GIVEN REQUEST ->
All of the lines below are to be printed again exactly; images are excluded from the output.

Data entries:
----------------
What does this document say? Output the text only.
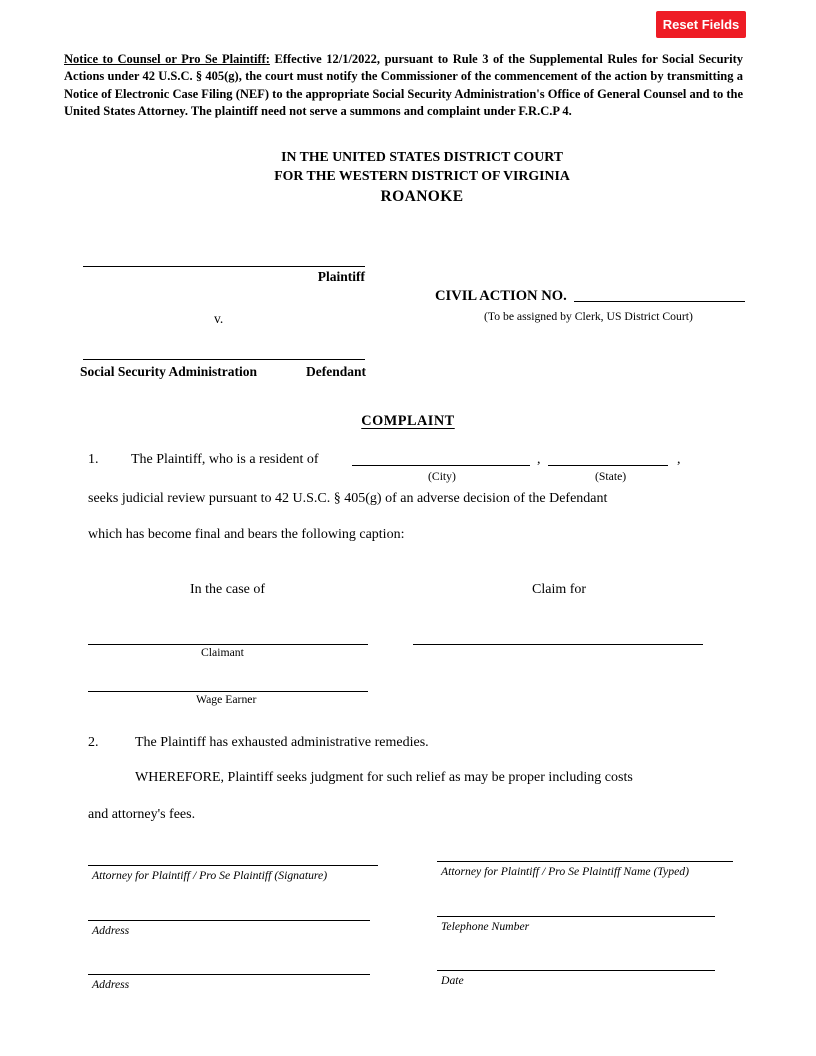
Reset Fields

Notice to Counsel or Pro Se Plaintiff: Effective 12/1/2022, pursuant to Rule 3 of the Supplemental Rules for Social Security Actions under 42 U.S.C. § 405(g), the court must notify the Commissioner of the commencement of the action by transmitting a Notice of Electronic Case Filing (NEF) to the appropriate Social Security Administration's Office of General Counsel and to the United States Attorney. The plaintiff need not serve a summons and complaint under F.R.C.P 4.

IN THE UNITED STATES DISTRICT COURT
FOR THE WESTERN DISTRICT OF VIRGINIA
ROANOKE
Plaintiff
CIVIL ACTION NO.
(To be assigned by Clerk, US District Court)
v.
Social Security Administration	Defendant
COMPLAINT
1. The Plaintiff, who is a resident of	,	,
(City)	(State)
seeks judicial review pursuant to 42 U.S.C. § 405(g) of an adverse decision of the Defendant
which has become final and bears the following caption:
In the case of	Claim for
Claimant
Wage Earner
2.	The Plaintiff has exhausted administrative remedies.
WHEREFORE, Plaintiff seeks judgment for such relief as may be proper including costs
and attorney's fees.
Attorney for Plaintiff / Pro Se Plaintiff (Signature)	Attorney for Plaintiff / Pro Se Plaintiff Name (Typed)
Address	Telephone Number
Address	Date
----------------
THE REPLY ->
What does this document say? Output the text only.
Reset Fields

Notice to Counsel or Pro Se Plaintiff: Effective 12/1/2022, pursuant to Rule 3 of the Supplemental Rules for Social Security Actions under 42 U.S.C. § 405(g), the court must notify the Commissioner of the commencement of the action by transmitting a Notice of Electronic Case Filing (NEF) to the appropriate Social Security Administration's Office of General Counsel and to the United States Attorney. The plaintiff need not serve a summons and complaint under F.R.C.P 4.

IN THE UNITED STATES DISTRICT COURT
FOR THE WESTERN DISTRICT OF VIRGINIA
ROANOKE
Plaintiff
CIVIL ACTION NO.
(To be assigned by Clerk, US District Court)
v.
Social Security Administration	Defendant
COMPLAINT
1. The Plaintiff, who is a resident of	,	,
(City)	(State)
seeks judicial review pursuant to 42 U.S.C. § 405(g) of an adverse decision of the Defendant
which has become final and bears the following caption:
In the case of	Claim for
Claimant
Wage Earner
2.	The Plaintiff has exhausted administrative remedies.
WHEREFORE, Plaintiff seeks judgment for such relief as may be proper including costs
and attorney's fees.
Attorney for Plaintiff / Pro Se Plaintiff (Signature)	Attorney for Plaintiff / Pro Se Plaintiff Name (Typed)
Address	Telephone Number
Address	Date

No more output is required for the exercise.